Consigna 1:
Enumera, por favor, todos los nombres propios de personas, obras y publicaciones que aparecen en el fragmento sobre economistas y lingüistas.

Fragmento:
◇ ◇ ◇ ◇ ◇

Originalmente publicado en El Muro.
Entonces,
sí, economistas y lingüistas se encuentran en el campo de las ciencias sociales
en virtud de que estudian comportamientos humanos. Pero aquellos incurren, sin
duda, en actitudes extravagantes desde el punto de vista estrictamente
científico y harían bien en imitar a los lingüistas. No lo digo solamente yo,
sino que también Marcel Mauss citado por Paul Ricœur en Le conflit des interpretations —«Mauss avait déjà dit : " la
sociologie serait, certes, bien plus avancée si elle avait procédé à
l'imitation des linguistes "»—, entendiendo que la sociología se puede
conmutar por cualquiera de las ciencias sociales no lingüísticas.

◇ ◇ ◇ ◇ ◇

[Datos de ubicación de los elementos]
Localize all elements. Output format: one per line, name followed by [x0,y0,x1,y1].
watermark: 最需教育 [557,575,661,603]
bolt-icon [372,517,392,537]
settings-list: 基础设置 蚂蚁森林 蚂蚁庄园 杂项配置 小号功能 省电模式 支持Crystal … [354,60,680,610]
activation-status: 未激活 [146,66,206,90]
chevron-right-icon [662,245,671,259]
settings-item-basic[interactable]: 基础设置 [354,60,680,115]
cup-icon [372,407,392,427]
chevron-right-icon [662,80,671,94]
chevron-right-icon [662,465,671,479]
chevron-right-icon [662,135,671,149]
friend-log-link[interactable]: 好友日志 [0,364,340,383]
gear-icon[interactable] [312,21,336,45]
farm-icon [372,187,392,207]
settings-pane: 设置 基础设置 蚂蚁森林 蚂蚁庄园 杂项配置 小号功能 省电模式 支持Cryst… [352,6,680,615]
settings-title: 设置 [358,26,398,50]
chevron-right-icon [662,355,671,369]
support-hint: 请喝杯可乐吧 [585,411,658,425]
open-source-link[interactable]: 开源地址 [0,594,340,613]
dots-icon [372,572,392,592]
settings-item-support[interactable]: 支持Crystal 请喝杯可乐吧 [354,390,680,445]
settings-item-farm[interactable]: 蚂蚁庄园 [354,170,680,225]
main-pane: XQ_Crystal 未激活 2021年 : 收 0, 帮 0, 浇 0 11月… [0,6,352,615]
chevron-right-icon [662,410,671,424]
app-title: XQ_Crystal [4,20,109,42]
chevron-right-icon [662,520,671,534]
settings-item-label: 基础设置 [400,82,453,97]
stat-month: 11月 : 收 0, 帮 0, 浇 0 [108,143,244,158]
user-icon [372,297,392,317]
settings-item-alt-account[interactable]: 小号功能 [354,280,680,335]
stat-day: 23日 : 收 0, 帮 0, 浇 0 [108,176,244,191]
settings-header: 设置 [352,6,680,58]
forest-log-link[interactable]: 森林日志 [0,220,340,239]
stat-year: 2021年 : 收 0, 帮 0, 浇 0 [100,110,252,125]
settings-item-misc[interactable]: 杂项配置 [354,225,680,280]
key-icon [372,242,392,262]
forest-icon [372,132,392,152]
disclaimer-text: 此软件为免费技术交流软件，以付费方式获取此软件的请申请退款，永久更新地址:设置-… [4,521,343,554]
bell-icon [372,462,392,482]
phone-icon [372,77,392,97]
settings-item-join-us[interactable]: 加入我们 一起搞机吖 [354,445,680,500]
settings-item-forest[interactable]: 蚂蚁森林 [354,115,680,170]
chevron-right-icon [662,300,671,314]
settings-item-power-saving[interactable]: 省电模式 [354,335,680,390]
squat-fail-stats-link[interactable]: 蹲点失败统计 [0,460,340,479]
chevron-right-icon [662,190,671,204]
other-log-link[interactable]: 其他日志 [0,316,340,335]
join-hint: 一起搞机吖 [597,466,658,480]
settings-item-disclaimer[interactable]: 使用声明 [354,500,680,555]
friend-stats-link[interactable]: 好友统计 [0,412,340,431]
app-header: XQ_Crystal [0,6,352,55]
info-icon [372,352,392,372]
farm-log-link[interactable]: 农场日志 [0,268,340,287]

◇ ◇ ◇ ◇ ◇

Consigna 2:
Extrae tal cual las líneas de los registros, desde el comienzo hasta la línea que contiene "farm-icon [372,187,392,207]", ambas incluidas.

Respuesta correcta 1:
El Muro
Marcel Mauss
Paul Ricœur
Le conflit des interpretations

Respuesta correcta 2:
Localize all elements. Output format: one per line, name followed by [x0,y0,x1,y1].
watermark: 最需教育 [557,575,661,603]
bolt-icon [372,517,392,537]
settings-list: 基础设置 蚂蚁森林 蚂蚁庄园 杂项配置 小号功能 省电模式 支持Crystal … [354,60,680,610]
activation-status: 未激活 [146,66,206,90]
chevron-right-icon [662,245,671,259]
settings-item-basic[interactable]: 基础设置 [354,60,680,115]
cup-icon [372,407,392,427]
chevron-right-icon [662,80,671,94]
chevron-right-icon [662,465,671,479]
chevron-right-icon [662,135,671,149]
friend-log-link[interactable]: 好友日志 [0,364,340,383]
gear-icon[interactable] [312,21,336,45]
farm-icon [372,187,392,207]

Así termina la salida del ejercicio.